* _Task instructions_:
Extract all lines that hold the string "pojednávania".

⟨

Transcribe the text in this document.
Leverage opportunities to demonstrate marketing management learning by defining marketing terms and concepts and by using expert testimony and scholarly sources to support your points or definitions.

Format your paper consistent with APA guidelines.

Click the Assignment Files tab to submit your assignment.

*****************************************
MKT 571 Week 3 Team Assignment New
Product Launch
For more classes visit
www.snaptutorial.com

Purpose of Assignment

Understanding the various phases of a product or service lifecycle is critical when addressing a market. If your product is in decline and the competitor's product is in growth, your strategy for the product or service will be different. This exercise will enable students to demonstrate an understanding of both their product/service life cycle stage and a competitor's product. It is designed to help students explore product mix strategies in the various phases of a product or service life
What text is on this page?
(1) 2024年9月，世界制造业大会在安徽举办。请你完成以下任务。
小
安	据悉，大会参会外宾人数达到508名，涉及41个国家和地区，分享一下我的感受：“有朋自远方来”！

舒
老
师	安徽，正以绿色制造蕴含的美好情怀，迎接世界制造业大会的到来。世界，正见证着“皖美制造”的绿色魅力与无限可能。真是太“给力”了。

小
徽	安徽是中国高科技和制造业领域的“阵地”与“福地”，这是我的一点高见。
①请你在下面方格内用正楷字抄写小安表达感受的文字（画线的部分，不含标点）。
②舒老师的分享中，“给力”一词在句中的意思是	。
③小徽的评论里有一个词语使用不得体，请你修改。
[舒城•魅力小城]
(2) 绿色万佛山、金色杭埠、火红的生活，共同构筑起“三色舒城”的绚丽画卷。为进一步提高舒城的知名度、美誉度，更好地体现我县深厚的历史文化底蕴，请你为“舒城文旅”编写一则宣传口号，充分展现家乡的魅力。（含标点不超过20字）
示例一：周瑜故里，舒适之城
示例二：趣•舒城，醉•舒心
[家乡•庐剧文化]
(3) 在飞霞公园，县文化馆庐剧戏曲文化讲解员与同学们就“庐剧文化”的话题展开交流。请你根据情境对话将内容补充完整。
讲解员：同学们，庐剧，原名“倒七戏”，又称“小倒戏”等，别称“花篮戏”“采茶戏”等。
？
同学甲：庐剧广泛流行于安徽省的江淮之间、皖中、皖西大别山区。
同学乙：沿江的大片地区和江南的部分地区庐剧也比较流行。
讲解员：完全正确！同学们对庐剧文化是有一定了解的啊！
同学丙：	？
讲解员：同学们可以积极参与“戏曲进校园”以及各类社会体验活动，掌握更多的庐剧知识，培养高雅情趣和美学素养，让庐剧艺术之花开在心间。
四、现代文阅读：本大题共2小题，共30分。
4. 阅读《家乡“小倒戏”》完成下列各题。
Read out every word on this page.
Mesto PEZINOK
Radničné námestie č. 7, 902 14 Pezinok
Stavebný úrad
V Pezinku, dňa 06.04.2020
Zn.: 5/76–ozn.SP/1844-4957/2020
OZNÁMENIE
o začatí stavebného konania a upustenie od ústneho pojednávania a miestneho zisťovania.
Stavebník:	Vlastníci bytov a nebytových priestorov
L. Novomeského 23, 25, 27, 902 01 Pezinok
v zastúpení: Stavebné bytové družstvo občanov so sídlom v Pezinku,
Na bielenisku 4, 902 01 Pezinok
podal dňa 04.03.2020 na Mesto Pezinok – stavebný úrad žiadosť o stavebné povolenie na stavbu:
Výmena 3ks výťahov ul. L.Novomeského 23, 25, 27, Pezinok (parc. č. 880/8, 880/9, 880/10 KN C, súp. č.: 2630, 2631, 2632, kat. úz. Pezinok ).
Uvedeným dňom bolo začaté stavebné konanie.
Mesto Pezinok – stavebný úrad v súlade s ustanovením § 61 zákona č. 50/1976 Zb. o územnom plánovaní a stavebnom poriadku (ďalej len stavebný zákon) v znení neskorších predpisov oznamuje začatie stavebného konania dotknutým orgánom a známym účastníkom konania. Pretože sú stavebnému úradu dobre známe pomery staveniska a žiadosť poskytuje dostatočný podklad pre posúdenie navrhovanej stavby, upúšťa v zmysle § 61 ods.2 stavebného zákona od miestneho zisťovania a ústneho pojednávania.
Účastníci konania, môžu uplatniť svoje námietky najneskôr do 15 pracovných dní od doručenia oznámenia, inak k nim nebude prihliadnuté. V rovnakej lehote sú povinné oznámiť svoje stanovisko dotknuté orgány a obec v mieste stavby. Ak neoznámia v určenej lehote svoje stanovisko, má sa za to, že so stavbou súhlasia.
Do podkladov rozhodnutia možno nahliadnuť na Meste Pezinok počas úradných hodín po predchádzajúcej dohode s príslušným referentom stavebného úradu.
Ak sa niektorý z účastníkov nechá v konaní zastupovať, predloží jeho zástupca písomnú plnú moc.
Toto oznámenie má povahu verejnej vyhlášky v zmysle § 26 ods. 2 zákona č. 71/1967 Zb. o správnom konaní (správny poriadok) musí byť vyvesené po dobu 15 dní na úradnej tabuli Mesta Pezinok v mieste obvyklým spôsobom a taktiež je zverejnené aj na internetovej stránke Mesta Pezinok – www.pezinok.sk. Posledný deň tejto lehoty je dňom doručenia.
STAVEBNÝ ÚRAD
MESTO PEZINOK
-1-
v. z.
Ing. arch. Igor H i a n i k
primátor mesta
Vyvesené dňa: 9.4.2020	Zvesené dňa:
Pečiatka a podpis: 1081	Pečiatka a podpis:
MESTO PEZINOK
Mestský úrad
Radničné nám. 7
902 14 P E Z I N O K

⟩

* _Result_:
o začatí stavebného konania a upustenie od ústneho pojednávania a miestneho zisťovania.
Mesto Pezinok – stavebný úrad v súlade s ustanovením § 61 zákona č. 50/1976 Zb. o územnom plánovaní a stavebnom poriadku (ďalej len stavebný zákon) v znení neskorších predpisov oznamuje začatie stavebného konania dotknutým orgánom a známym účastníkom konania. Pretože sú stavebnému úradu dobre známe pomery staveniska a žiadosť poskytuje dostatočný podklad pre posúdenie navrhovanej stavby, upúšťa v zmysle § 61 ods.2 stavebného zákona od miestneho zisťovania a ústneho pojednávania.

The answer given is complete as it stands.